[Extracted data entries]
- - - -

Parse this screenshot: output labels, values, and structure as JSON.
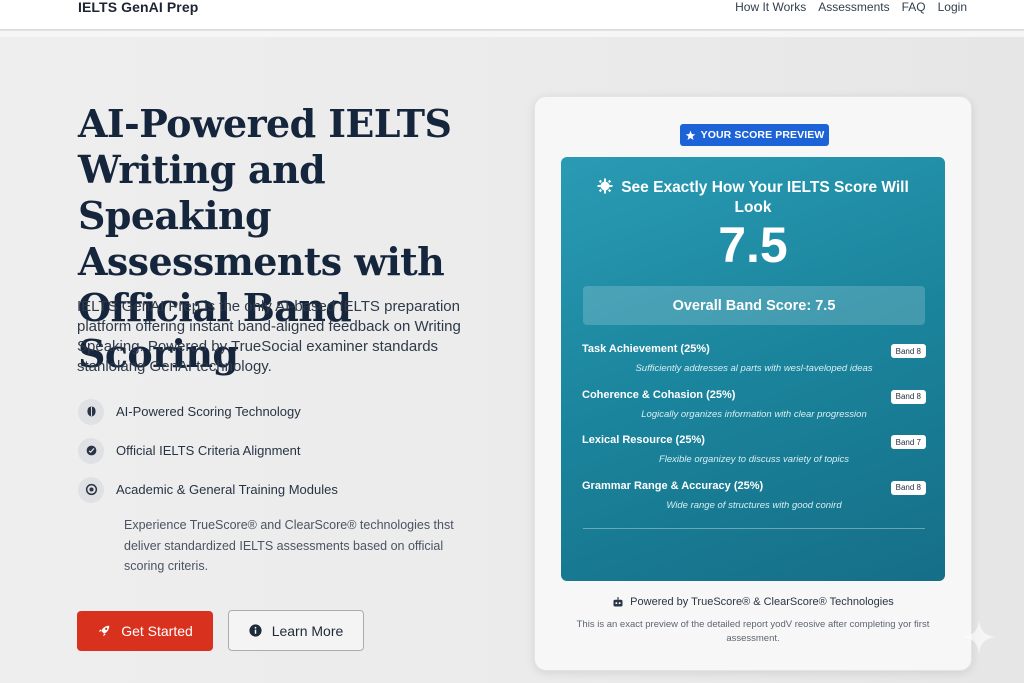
{
  "header": {
    "brand": "IELTS GenAI Prep",
    "nav": [
      "How It Works",
      "Assessments",
      "FAQ",
      "Login"
    ]
  },
  "hero": {
    "title": "AI-Powered IELTS Writing and Speaking Assessments with Official Band Scoring",
    "description": "IELTS GenAI Prep is the only AI-based IELTS preparation platform offering instant band-aligned feedback on Writing Speaking. Powered by TrueSocial examiner standards stanlolang GenAI technology.",
    "features": [
      {
        "icon": "brain-icon",
        "label": "AI-Powered Scoring Technology"
      },
      {
        "icon": "check-badge-icon",
        "label": "Official IELTS Criteria Alignment"
      },
      {
        "icon": "target-icon",
        "label": "Academic & General Training Modules"
      }
    ],
    "sub_description": "Experience TrueScore® and ClearScore® technologies thst deliver standardized IELTS assessments based on official scoring criteris.",
    "primary_button": "Get Started",
    "secondary_button": "Learn More"
  },
  "preview": {
    "pill": "YOUR SCORE PREVIEW",
    "heading": "See Exactly How Your IELTS Score Will Look",
    "score": "7.5",
    "overall": "Overall Band Score: 7.5",
    "criteria": [
      {
        "name": "Task Achievement (25%)",
        "band": "Band 8",
        "desc": "Sufficiently addresses al parts with wesl-taveloped ideas"
      },
      {
        "name": "Coherence & Cohasion (25%)",
        "band": "Band 8",
        "desc": "Logically organizes information with clear progression"
      },
      {
        "name": "Lexical Resource (25%)",
        "band": "Band 7",
        "desc": "Flexible organizey to discuss variety of topics"
      },
      {
        "name": "Grammar Range & Accuracy (25%)",
        "band": "Band 8",
        "desc": "Wide range of structures with good conird"
      }
    ],
    "powered": "Powered by TrueScore® & ClearScore® Technologies",
    "footnote": "This is an exact preview of the detailed report yodV reosive after completing yor first assessment."
  },
  "colors": {
    "accent_red": "#d8321f",
    "pill_blue": "#1d63d8",
    "panel_teal": "#1a849c"
  }
}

- - - -

▸ **Task objective**: Show all lines in the entries above where the string "name" appears.

▸ **Response for this exercise**:
        "name": "Task Achievement (25%)",
        "name": "Coherence & Cohasion (25%)",
        "name": "Lexical Resource (25%)",
        "name": "Grammar Range & Accuracy (25%)",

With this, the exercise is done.